Stated task — Copy each record exactly as it reads, leaving out any pictures it holds.

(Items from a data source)

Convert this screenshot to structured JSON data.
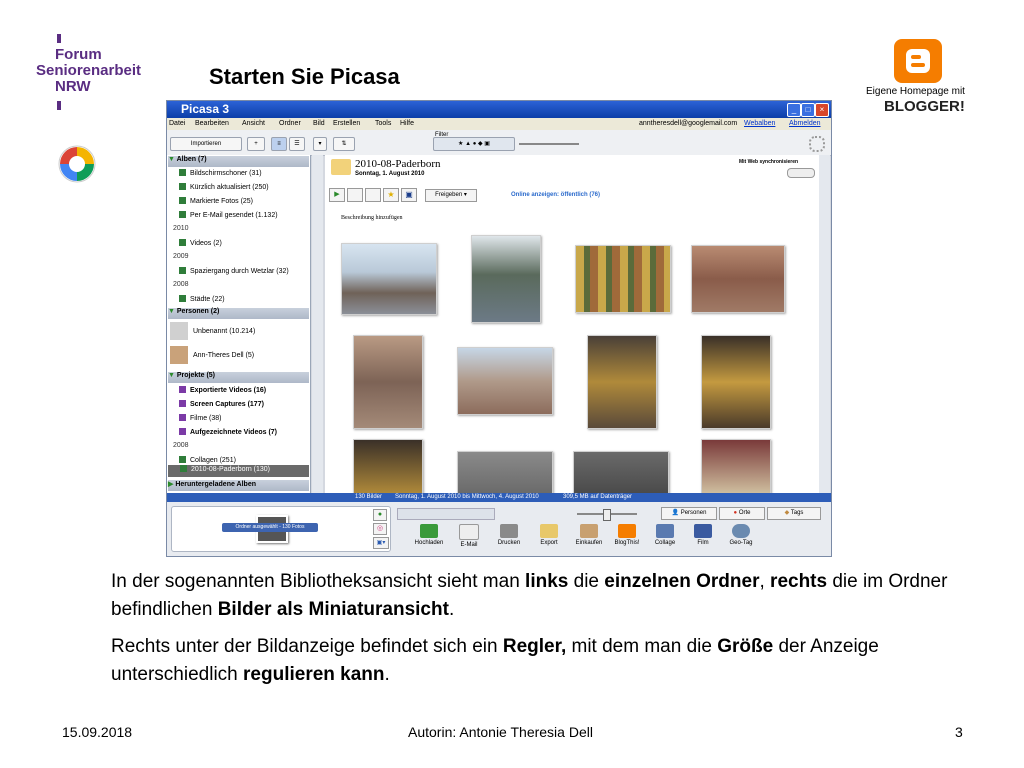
{
  "slide": {
    "title": "Starten Sie Picasa",
    "org_lines": [
      "Forum",
      "Seniorenarbeit",
      "NRW"
    ],
    "blogger_caption": "Eigene Homepage mit",
    "blogger_word": "BLOGGER!",
    "paragraphs": [
      [
        {
          "text": "In der sogenannten Bibliotheksansicht sieht man ",
          "bold": false
        },
        {
          "text": "links",
          "bold": true
        },
        {
          "text": " die ",
          "bold": false
        },
        {
          "text": "einzelnen Ordner",
          "bold": true
        },
        {
          "text": ",  ",
          "bold": false
        },
        {
          "text": "rechts",
          "bold": true
        },
        {
          "text": " die im Ordner befindlichen ",
          "bold": false
        },
        {
          "text": "Bilder als Miniaturansicht",
          "bold": true
        },
        {
          "text": ".",
          "bold": false
        }
      ],
      [
        {
          "text": "Rechts unter der Bildanzeige befindet sich ein ",
          "bold": false
        },
        {
          "text": "Regler,",
          "bold": true
        },
        {
          "text": " mit dem man die ",
          "bold": false
        },
        {
          "text": "Größe",
          "bold": true
        },
        {
          "text": " der Anzeige unterschiedlich ",
          "bold": false
        },
        {
          "text": "regulieren kann",
          "bold": true
        },
        {
          "text": ".",
          "bold": false
        }
      ]
    ],
    "footer": {
      "date": "15.09.2018",
      "author": "Autorin: Antonie Theresia Dell",
      "page": "3"
    },
    "colors": {
      "brand_purple": "#5a2d82",
      "blogger_orange": "#f57d00"
    }
  },
  "picasa": {
    "window_title": "Picasa 3",
    "menu": [
      "Datei",
      "Bearbeiten",
      "Ansicht",
      "Ordner",
      "Bild",
      "Erstellen",
      "Tools",
      "Hilfe"
    ],
    "account": "anntheresdell@googlemail.com",
    "webalben": "Webalben",
    "abmelden": "Abmelden",
    "import_label": "Importieren",
    "filter_label": "Filter",
    "sections": {
      "alben": "Alben (7)",
      "personen": "Personen (2)",
      "projekte": "Projekte (5)",
      "downloads": "Heruntergeladene Alben"
    },
    "alben_items": [
      "Bildschirmschoner (31)",
      "Kürzlich aktualisiert (250)",
      "Markierte Fotos (25)",
      "Per E-Mail gesendet (1.132)"
    ],
    "year_2010": "2010",
    "videos": "Videos (2)",
    "year_2009": "2009",
    "spaziergang": "Spaziergang durch Wetzlar (32)",
    "year_2008": "2008",
    "staedte": "Städte (22)",
    "personen_items": [
      "Unbenannt (10.214)",
      "Ann-Theres Dell (5)"
    ],
    "projekte_items": [
      "Exportierte Videos (16)",
      "Screen Captures (177)",
      "Filme (38)",
      "Aufgezeichnete Videos (7)"
    ],
    "year_2008b": "2008",
    "collagen": "Collagen (251)",
    "selected_folder": "2010-08-Paderborn (130)",
    "folder_title": "2010-08-Paderborn",
    "folder_date": "Sonntag, 1. August 2010",
    "sync_label": "Mit Web synchronisieren",
    "share_label": "Freigeben",
    "online_label": "Online anzeigen: öffentlich (76)",
    "add_description": "Beschreibung hinzufügen",
    "status": [
      "130 Bilder",
      "Sonntag, 1. August 2010 bis Mittwoch, 4. August 2010",
      "309,5 MB auf Datenträger"
    ],
    "tray_label": "Ordner ausgewählt - 130 Fotos",
    "tags": [
      "Personen",
      "Orte",
      "Tags"
    ],
    "bottom_buttons": [
      "Hochladen",
      "E-Mail",
      "Drucken",
      "Export",
      "Einkaufen",
      "BlogThis!",
      "Collage",
      "Film",
      "Geo-Tag"
    ]
  }
}
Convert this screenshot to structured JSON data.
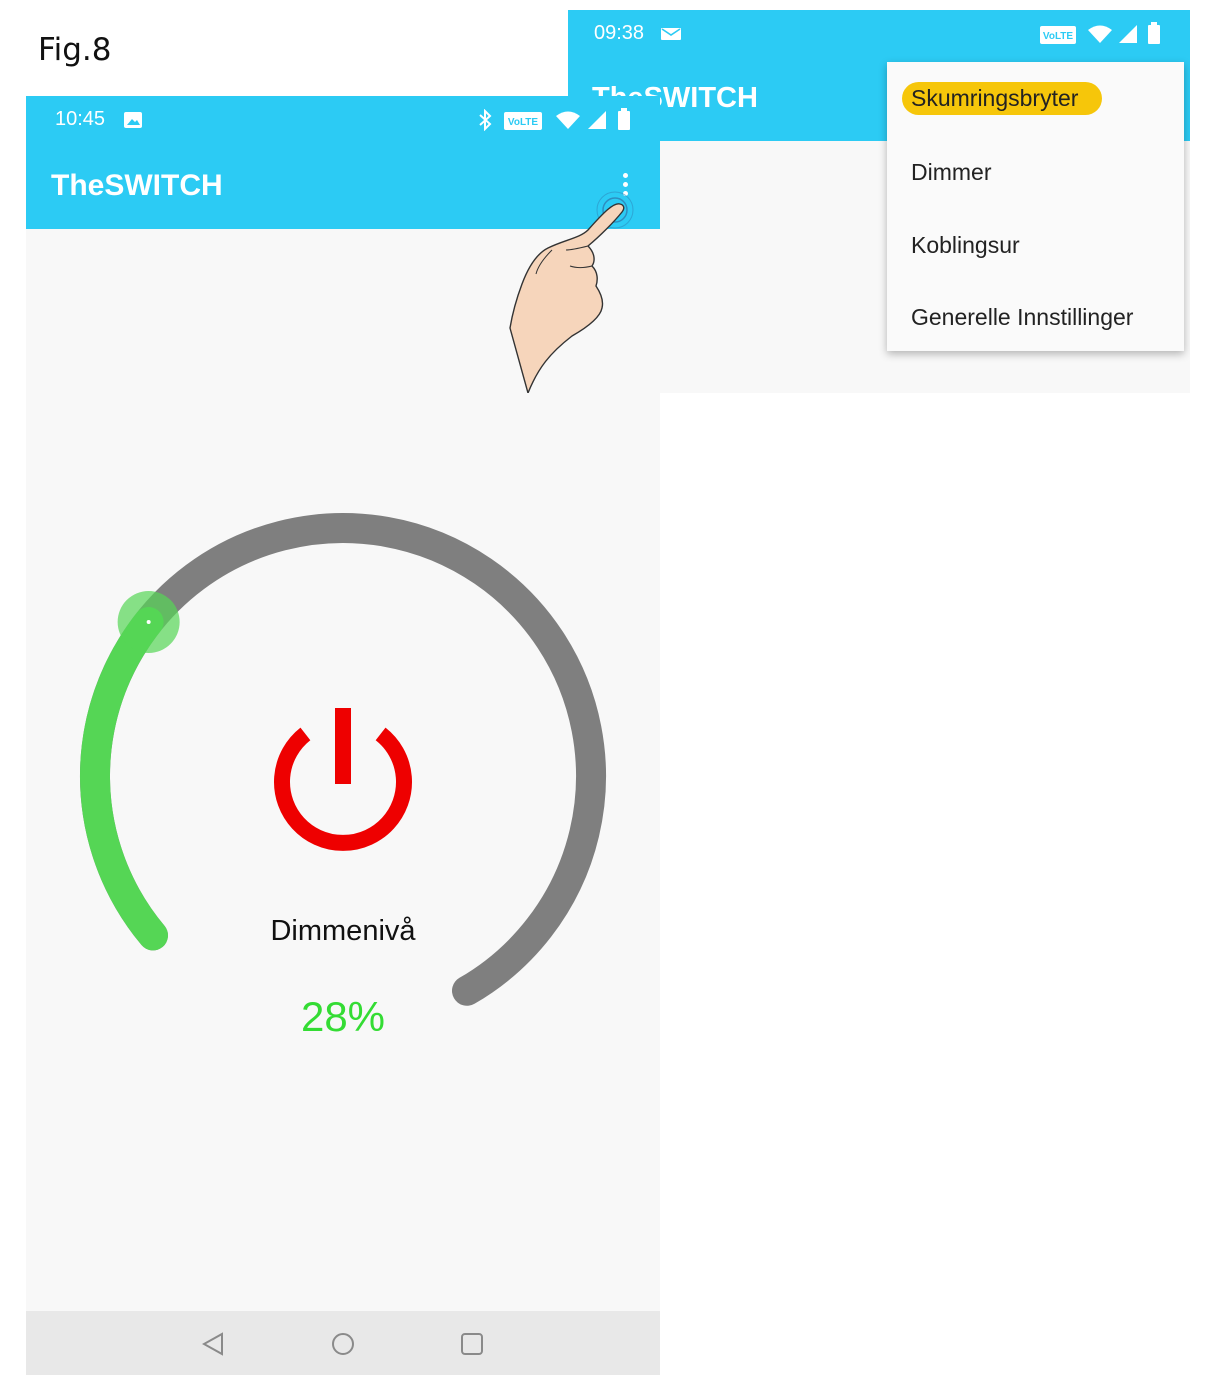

Exercise result —
Convert this screenshot to structured JSON data.
{
  "slide": {
    "title": "Starten Sie Picasa",
    "org_lines": [
      "Forum",
      "Seniorenarbeit",
      "NRW"
    ],
    "blogger_caption": "Eigene Homepage mit",
    "blogger_word": "BLOGGER!",
    "paragraphs": [
      [
        {
          "text": "In der sogenannten Bibliotheksansicht sieht man ",
          "bold": false
        },
        {
          "text": "links",
          "bold": true
        },
        {
          "text": " die ",
          "bold": false
        },
        {
          "text": "einzelnen Ordner",
          "bold": true
        },
        {
          "text": ",  ",
          "bold": false
        },
        {
          "text": "rechts",
          "bold": true
        },
        {
          "text": " die im Ordner befindlichen ",
          "bold": false
        },
        {
          "text": "Bilder als Miniaturansicht",
          "bold": true
        },
        {
          "text": ".",
          "bold": false
        }
      ],
      [
        {
          "text": "Rechts unter der Bildanzeige befindet sich ein ",
          "bold": false
        },
        {
          "text": "Regler,",
          "bold": true
        },
        {
          "text": " mit dem man die ",
          "bold": false
        },
        {
          "text": "Größe",
          "bold": true
        },
        {
          "text": " der Anzeige unterschiedlich ",
          "bold": false
        },
        {
          "text": "regulieren kann",
          "bold": true
        },
        {
          "text": ".",
          "bold": false
        }
      ]
    ],
    "footer": {
      "date": "15.09.2018",
      "author": "Autorin: Antonie Theresia Dell",
      "page": "3"
    },
    "colors": {
      "brand_purple": "#5a2d82",
      "blogger_orange": "#f57d00"
    }
  },
  "picasa": {
    "window_title": "Picasa 3",
    "menu": [
      "Datei",
      "Bearbeiten",
      "Ansicht",
      "Ordner",
      "Bild",
      "Erstellen",
      "Tools",
      "Hilfe"
    ],
    "account": "anntheresdell@googlemail.com",
    "webalben": "Webalben",
    "abmelden": "Abmelden",
    "import_label": "Importieren",
    "filter_label": "Filter",
    "sections": {
      "alben": "Alben (7)",
      "personen": "Personen (2)",
      "projekte": "Projekte (5)",
      "downloads": "Heruntergeladene Alben"
    },
    "alben_items": [
      "Bildschirmschoner (31)",
      "Kürzlich aktualisiert (250)",
      "Markierte Fotos (25)",
      "Per E-Mail gesendet (1.132)"
    ],
    "year_2010": "2010",
    "videos": "Videos (2)",
    "year_2009": "2009",
    "spaziergang": "Spaziergang durch Wetzlar (32)",
    "year_2008": "2008",
    "staedte": "Städte (22)",
    "personen_items": [
      "Unbenannt (10.214)",
      "Ann-Theres Dell (5)"
    ],
    "projekte_items": [
      "Exportierte Videos (16)",
      "Screen Captures (177)",
      "Filme (38)",
      "Aufgezeichnete Videos (7)"
    ],
    "year_2008b": "2008",
    "collagen": "Collagen (251)",
    "selected_folder": "2010-08-Paderborn (130)",
    "folder_title": "2010-08-Paderborn",
    "folder_date": "Sonntag, 1. August 2010",
    "sync_label": "Mit Web synchronisieren",
    "share_label": "Freigeben",
    "online_label": "Online anzeigen: öffentlich (76)",
    "add_description": "Beschreibung hinzufügen",
    "status": [
      "130 Bilder",
      "Sonntag, 1. August 2010 bis Mittwoch, 4. August 2010",
      "309,5 MB auf Datenträger"
    ],
    "tray_label": "Ordner ausgewählt - 130 Fotos",
    "tags": [
      "Personen",
      "Orte",
      "Tags"
    ],
    "bottom_buttons": [
      "Hochladen",
      "E-Mail",
      "Drucken",
      "Export",
      "Einkaufen",
      "BlogThis!",
      "Collage",
      "Film",
      "Geo-Tag"
    ]
  }
}
Convert this screenshot to structured JSON data.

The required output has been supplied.